(A block of data)
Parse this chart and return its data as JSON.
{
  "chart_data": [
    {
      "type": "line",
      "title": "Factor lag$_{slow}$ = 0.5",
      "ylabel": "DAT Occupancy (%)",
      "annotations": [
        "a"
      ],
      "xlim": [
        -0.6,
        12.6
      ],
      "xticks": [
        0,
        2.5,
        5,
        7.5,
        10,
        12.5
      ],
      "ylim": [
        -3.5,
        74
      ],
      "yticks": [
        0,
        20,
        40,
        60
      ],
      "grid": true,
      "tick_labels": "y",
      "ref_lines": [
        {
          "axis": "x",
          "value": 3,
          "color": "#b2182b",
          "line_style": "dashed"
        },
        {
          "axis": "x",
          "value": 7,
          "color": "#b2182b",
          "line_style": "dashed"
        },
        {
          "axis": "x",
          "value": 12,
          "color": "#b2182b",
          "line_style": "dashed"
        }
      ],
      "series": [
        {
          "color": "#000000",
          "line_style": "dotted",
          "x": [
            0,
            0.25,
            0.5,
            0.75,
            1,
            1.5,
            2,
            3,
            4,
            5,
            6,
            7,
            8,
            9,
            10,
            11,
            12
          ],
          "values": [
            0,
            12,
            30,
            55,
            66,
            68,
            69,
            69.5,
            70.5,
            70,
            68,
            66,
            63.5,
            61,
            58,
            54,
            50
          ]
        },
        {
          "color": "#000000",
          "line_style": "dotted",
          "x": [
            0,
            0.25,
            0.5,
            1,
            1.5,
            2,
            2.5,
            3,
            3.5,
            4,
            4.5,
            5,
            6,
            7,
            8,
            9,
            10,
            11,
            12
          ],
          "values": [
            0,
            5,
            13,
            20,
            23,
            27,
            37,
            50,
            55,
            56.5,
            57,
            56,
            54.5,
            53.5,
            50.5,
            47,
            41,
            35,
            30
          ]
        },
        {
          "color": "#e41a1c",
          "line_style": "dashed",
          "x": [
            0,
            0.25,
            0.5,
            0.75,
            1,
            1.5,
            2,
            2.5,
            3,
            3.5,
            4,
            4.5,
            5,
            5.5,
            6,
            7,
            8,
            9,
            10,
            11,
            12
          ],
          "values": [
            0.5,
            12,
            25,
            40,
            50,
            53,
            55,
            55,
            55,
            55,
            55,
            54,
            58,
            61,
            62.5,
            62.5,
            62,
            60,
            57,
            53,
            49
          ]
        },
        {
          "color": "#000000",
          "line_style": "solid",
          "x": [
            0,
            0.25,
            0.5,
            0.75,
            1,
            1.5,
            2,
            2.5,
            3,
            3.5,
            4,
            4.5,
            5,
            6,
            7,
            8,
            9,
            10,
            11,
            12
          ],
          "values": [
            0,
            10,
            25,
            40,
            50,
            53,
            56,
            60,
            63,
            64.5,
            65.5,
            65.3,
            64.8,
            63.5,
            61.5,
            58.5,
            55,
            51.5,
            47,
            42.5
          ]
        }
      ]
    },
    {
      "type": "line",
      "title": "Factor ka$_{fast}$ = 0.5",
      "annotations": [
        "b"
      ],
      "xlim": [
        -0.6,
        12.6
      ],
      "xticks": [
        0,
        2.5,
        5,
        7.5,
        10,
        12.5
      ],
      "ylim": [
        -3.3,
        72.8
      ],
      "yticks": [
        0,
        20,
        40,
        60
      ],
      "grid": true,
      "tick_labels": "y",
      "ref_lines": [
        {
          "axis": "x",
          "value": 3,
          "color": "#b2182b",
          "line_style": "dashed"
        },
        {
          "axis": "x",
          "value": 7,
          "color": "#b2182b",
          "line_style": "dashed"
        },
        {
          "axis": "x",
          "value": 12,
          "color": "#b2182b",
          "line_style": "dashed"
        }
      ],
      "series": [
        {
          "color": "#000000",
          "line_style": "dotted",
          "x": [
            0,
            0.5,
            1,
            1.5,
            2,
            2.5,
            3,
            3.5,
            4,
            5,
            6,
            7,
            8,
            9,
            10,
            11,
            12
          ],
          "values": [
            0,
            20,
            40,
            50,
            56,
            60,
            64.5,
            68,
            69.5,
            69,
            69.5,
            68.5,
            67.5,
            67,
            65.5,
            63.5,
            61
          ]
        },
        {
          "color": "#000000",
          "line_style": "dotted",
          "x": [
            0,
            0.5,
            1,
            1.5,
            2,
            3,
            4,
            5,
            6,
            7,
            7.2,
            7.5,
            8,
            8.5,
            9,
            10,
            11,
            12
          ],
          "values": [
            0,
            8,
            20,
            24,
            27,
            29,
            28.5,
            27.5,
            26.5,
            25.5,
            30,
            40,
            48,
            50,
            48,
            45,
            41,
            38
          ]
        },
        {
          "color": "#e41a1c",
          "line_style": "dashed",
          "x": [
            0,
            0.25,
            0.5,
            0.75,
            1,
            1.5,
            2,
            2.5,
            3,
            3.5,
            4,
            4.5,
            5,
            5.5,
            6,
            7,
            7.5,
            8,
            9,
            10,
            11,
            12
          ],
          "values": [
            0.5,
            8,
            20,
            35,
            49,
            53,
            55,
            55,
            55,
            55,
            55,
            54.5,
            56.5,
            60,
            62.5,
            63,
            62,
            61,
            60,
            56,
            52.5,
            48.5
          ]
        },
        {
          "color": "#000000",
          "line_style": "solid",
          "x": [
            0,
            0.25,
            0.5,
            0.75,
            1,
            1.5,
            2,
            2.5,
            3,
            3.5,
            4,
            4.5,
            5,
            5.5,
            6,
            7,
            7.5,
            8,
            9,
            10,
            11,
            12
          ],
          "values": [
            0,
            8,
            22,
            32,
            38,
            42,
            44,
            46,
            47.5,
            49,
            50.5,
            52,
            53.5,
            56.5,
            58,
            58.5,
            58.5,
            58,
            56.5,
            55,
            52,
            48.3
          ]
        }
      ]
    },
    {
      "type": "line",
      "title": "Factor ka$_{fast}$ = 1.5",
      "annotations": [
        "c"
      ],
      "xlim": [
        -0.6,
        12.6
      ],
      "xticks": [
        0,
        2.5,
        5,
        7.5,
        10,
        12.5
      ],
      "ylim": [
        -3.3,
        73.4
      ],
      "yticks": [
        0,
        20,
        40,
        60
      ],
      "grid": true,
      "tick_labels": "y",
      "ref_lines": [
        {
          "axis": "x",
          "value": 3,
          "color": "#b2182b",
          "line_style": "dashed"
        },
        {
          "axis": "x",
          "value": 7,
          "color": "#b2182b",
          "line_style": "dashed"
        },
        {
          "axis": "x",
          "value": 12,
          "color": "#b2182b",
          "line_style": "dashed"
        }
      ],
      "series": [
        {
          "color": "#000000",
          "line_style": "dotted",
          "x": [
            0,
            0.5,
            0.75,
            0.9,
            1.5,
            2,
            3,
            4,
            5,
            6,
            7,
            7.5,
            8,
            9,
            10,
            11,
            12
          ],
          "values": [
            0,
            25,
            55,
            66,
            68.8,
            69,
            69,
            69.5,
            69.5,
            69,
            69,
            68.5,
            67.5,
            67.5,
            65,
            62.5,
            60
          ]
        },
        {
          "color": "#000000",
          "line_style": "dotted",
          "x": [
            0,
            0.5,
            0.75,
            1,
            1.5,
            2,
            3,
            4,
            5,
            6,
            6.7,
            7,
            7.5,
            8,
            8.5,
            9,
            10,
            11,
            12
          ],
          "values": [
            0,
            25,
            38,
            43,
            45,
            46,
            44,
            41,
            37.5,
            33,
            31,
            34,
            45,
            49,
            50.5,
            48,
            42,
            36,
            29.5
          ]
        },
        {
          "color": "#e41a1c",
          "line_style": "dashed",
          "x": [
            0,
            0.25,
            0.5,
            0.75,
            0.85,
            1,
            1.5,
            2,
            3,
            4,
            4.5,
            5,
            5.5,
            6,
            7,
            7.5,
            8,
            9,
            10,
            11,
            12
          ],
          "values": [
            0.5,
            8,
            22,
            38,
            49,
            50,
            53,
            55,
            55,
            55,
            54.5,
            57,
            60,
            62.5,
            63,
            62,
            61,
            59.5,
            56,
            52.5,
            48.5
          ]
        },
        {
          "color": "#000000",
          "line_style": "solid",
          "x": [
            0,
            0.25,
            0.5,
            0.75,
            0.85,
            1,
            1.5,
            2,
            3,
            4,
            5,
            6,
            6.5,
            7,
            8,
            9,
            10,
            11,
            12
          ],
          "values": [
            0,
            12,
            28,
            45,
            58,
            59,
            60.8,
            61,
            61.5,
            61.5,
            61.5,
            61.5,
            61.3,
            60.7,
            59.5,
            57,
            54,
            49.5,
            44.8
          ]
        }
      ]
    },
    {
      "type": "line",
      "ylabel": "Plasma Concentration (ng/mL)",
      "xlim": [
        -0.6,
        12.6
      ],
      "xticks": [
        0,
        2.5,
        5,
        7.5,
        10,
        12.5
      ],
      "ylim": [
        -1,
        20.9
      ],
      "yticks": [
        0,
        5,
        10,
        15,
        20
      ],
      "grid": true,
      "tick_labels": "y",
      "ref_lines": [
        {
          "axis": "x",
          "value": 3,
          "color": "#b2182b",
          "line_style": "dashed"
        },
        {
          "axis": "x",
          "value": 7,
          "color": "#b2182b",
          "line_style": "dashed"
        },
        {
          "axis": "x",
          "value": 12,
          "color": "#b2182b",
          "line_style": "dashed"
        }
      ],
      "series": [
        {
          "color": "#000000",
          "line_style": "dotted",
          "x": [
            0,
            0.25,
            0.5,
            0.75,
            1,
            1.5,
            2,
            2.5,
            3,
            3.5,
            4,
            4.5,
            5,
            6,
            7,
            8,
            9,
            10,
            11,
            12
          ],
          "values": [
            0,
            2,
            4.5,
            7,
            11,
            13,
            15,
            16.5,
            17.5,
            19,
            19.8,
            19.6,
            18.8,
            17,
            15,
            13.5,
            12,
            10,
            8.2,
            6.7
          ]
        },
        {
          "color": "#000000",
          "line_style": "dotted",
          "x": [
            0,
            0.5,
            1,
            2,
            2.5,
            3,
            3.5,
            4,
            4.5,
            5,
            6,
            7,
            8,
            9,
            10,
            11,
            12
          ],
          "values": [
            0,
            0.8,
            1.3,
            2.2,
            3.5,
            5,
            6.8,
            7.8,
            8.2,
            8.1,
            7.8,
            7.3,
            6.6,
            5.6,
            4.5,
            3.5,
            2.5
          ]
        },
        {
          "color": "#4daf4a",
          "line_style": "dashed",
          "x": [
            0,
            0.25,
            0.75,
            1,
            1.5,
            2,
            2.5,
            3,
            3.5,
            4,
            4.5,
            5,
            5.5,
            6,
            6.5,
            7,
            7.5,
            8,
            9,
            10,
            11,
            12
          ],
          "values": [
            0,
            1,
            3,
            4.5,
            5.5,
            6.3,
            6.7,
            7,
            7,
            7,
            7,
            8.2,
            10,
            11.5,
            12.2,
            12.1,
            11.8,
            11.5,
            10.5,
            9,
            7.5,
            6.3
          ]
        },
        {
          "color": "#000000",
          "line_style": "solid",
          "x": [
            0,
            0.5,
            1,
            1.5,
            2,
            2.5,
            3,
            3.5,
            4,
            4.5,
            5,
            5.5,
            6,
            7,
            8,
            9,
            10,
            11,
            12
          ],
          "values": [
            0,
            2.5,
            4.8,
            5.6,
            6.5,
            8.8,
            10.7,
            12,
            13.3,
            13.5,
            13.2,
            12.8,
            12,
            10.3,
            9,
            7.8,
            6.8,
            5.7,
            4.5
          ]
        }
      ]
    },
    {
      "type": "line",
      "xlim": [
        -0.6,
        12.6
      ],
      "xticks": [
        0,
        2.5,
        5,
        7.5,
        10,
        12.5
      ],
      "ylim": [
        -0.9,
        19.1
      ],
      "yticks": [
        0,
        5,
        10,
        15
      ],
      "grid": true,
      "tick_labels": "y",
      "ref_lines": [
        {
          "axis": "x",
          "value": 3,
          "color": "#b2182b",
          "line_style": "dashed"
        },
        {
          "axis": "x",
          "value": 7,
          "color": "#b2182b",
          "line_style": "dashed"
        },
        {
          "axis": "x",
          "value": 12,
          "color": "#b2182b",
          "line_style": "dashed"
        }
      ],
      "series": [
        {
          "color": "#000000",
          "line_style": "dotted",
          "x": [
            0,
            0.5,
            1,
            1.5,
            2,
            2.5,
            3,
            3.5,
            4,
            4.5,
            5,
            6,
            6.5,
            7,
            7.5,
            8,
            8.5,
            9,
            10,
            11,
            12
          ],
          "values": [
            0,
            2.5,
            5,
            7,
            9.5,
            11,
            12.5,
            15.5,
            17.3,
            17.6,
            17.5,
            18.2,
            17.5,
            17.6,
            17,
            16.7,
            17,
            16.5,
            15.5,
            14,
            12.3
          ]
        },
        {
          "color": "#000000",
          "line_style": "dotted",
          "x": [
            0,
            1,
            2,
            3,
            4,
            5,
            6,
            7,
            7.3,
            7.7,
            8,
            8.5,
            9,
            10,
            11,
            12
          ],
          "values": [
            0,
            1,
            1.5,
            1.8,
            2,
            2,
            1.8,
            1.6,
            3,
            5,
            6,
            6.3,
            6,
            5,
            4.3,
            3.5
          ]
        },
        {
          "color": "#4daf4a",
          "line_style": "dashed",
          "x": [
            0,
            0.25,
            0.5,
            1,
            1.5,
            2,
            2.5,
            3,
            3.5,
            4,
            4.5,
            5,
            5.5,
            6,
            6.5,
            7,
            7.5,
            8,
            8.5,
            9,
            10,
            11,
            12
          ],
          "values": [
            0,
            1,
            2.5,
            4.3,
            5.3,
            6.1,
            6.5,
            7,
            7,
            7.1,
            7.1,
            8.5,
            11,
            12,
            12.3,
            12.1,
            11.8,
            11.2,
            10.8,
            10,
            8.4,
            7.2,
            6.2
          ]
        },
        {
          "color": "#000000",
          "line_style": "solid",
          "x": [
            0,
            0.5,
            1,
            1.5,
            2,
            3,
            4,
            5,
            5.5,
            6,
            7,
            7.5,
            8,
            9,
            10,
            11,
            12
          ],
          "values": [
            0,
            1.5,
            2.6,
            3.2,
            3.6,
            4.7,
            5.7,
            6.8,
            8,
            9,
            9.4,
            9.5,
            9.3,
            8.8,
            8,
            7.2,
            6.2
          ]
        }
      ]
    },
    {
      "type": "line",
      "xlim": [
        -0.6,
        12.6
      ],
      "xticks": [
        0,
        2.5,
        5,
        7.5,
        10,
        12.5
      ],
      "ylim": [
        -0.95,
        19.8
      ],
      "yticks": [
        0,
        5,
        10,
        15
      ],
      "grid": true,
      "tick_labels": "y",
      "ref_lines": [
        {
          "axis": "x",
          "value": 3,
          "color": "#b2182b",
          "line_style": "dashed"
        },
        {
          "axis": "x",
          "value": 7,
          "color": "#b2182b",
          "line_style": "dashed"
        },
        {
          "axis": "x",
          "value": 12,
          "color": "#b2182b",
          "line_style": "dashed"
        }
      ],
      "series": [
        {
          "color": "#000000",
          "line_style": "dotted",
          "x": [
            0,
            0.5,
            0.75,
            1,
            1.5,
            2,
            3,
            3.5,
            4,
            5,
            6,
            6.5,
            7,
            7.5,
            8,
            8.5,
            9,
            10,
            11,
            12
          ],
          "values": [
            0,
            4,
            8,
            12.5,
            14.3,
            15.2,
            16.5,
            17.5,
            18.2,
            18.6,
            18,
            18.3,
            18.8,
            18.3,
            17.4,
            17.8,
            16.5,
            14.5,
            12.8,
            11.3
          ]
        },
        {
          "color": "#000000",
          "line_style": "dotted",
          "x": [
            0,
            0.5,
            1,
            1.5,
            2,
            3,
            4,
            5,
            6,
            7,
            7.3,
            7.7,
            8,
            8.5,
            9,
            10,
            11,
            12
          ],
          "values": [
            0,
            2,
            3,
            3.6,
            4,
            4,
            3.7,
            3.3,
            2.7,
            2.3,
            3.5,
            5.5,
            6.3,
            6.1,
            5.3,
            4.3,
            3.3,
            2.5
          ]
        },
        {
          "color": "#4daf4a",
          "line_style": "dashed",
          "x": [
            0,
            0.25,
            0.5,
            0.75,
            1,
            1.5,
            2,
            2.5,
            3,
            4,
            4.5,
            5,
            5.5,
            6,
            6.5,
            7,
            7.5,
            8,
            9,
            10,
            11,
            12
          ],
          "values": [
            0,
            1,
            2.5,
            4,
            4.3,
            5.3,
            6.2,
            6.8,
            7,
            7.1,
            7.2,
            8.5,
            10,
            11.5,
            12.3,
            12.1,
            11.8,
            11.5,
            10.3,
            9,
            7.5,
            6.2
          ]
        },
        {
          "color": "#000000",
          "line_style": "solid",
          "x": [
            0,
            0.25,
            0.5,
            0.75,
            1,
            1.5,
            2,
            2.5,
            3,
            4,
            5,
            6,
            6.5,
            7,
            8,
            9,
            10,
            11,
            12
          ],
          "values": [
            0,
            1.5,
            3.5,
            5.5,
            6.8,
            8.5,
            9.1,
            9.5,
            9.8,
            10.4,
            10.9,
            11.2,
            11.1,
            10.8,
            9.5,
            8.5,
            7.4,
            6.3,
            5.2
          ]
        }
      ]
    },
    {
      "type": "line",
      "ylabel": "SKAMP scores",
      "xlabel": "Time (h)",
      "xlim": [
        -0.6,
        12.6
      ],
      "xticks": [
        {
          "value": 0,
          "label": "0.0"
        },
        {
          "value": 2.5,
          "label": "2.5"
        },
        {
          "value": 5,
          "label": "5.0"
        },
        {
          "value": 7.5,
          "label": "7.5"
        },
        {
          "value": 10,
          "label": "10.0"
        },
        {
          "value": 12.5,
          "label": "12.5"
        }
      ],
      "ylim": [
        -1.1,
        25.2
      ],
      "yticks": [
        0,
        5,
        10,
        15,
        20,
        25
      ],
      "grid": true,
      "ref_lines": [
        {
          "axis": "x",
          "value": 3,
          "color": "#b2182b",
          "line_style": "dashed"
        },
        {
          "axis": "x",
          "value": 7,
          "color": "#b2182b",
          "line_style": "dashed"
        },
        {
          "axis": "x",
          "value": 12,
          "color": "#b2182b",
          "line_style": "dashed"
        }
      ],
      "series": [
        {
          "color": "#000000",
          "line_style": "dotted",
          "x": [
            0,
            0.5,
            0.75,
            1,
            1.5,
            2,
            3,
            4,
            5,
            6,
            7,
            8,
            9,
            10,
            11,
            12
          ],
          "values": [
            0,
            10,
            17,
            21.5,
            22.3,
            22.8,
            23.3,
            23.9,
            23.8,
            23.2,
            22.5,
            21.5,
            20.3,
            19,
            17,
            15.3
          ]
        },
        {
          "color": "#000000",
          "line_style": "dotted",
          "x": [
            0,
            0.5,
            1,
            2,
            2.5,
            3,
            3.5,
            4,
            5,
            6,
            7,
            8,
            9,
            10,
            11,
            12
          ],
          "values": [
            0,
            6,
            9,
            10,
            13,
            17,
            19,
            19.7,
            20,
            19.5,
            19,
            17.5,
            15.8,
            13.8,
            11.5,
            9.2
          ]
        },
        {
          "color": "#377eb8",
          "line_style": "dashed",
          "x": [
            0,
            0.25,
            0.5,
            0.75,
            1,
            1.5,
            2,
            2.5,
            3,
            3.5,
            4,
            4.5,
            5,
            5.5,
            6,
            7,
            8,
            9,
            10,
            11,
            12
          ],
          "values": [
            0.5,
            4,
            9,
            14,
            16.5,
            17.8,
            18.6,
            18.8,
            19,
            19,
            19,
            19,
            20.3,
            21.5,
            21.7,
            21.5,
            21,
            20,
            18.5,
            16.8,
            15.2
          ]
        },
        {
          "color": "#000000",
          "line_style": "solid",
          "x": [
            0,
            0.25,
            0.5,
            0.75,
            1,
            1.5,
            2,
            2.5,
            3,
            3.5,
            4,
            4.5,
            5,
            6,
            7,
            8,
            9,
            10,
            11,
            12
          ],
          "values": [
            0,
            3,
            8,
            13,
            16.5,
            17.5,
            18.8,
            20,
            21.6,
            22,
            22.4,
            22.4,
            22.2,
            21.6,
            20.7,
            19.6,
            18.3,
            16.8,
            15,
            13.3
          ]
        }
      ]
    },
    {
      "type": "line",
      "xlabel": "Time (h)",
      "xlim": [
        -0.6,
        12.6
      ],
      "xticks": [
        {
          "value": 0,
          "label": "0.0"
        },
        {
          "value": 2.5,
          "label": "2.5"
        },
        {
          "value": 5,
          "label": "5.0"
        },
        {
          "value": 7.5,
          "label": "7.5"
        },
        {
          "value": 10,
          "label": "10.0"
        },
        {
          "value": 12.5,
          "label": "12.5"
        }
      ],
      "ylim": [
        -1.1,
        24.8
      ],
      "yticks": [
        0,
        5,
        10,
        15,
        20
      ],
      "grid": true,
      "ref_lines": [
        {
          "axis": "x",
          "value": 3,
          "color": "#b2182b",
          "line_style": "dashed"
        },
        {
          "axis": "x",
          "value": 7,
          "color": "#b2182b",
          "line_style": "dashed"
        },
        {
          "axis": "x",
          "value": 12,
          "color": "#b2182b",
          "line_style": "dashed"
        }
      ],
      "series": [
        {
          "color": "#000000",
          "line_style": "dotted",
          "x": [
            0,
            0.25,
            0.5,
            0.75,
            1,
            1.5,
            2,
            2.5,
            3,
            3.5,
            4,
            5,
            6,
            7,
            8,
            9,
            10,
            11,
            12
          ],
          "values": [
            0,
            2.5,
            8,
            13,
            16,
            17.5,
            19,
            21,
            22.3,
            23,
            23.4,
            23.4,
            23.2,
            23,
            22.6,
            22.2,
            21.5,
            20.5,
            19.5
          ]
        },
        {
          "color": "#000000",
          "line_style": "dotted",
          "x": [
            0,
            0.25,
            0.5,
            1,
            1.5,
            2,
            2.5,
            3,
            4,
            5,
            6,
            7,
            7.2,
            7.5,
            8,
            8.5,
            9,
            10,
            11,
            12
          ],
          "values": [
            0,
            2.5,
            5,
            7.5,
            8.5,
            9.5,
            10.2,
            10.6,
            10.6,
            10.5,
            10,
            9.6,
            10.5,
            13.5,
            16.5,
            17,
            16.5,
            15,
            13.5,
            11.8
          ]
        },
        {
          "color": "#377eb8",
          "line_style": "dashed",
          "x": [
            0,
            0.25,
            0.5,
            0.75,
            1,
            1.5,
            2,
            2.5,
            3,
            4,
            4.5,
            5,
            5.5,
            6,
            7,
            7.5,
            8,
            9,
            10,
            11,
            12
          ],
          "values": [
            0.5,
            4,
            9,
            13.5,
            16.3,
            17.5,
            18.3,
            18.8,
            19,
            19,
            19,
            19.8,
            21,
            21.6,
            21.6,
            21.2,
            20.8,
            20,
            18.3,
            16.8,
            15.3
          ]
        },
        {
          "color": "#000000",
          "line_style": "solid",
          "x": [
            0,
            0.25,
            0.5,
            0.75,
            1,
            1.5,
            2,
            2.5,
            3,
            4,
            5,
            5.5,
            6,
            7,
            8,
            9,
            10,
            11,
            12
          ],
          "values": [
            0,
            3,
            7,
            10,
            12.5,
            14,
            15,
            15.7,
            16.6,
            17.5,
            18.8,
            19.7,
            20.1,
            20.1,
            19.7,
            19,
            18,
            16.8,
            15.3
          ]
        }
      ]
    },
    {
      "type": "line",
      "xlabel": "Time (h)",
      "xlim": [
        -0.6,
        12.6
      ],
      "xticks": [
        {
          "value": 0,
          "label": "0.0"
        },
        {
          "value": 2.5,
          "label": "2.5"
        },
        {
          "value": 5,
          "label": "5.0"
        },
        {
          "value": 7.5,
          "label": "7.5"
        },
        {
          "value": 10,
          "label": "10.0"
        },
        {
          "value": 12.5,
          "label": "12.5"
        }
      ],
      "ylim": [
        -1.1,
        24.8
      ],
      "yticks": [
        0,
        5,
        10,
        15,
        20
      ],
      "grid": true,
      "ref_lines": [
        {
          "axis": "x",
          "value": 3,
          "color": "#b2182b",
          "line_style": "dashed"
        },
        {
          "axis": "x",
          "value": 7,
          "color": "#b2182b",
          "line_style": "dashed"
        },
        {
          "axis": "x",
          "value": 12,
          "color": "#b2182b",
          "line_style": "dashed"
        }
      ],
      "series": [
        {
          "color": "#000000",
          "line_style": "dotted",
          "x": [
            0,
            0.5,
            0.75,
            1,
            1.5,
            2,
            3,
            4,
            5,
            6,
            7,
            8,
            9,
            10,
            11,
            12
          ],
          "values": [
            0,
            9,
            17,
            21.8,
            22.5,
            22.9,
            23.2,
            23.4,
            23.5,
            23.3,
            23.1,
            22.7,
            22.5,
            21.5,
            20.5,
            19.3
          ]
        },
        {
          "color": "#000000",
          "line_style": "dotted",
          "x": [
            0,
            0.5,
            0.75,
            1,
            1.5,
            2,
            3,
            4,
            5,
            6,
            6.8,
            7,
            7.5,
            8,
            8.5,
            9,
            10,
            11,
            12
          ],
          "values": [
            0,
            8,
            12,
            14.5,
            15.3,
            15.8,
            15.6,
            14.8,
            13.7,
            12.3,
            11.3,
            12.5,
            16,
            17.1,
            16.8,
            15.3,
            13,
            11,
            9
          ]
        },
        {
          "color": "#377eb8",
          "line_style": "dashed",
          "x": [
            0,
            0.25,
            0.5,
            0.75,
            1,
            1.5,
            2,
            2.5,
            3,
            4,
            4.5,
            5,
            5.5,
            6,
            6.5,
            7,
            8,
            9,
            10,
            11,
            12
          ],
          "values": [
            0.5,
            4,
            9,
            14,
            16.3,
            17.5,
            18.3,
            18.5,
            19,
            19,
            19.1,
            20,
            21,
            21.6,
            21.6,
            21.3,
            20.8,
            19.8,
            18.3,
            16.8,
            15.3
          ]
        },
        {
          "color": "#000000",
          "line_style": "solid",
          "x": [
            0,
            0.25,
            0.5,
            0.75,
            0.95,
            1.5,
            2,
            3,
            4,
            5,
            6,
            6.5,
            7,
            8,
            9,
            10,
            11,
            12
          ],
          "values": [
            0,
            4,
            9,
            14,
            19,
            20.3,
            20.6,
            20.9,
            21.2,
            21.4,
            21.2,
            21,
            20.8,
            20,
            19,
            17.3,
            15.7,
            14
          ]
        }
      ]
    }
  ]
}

▸ Directions for this task
Report only how many lines in the records contain the word "fast".

▸ Written reply
2